TASK TO CARRY OUT:
Pull out every line containing the string "Embankment".

* Begin DATA IN THIS EXERCISE *

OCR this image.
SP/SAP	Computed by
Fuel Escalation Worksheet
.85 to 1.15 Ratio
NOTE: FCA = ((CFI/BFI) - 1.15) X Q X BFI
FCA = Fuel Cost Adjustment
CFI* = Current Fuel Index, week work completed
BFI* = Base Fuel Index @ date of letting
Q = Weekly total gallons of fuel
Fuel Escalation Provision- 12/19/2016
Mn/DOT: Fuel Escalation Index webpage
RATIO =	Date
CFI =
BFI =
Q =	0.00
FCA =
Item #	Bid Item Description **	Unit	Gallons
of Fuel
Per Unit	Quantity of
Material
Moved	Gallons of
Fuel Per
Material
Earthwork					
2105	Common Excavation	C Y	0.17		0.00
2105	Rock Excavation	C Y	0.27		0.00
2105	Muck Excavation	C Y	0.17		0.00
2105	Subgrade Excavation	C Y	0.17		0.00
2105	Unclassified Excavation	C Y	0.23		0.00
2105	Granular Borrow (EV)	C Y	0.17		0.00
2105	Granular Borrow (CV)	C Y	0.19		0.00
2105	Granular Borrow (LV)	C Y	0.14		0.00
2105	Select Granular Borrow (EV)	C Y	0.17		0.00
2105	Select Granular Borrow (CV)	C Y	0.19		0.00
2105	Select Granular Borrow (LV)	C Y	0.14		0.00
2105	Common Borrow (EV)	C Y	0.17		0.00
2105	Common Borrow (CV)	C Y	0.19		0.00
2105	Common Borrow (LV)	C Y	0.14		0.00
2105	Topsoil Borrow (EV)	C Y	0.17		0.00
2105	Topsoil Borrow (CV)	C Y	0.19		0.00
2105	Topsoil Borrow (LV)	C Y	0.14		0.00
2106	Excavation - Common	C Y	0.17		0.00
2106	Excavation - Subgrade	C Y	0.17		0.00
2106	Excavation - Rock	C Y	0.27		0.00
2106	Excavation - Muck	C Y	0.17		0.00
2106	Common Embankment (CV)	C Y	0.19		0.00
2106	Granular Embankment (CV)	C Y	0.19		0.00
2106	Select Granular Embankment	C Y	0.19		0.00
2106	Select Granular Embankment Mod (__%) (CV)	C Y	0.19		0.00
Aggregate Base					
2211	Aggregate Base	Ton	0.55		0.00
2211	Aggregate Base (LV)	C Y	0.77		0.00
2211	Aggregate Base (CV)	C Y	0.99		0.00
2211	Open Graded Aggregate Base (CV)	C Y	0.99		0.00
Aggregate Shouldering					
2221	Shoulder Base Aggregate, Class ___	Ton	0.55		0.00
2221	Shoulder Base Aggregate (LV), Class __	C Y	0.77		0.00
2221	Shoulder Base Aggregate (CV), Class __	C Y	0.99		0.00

* End DATA IN THIS EXERCISE *

TASK SOLUTION:
2106	Common Embankment (CV)	C Y	0.19		0.00
2106	Granular Embankment (CV)	C Y	0.19		0.00
2106	Select Granular Embankment	C Y	0.19		0.00
2106	Select Granular Embankment Mod (__%) (CV)	C Y	0.19		0.00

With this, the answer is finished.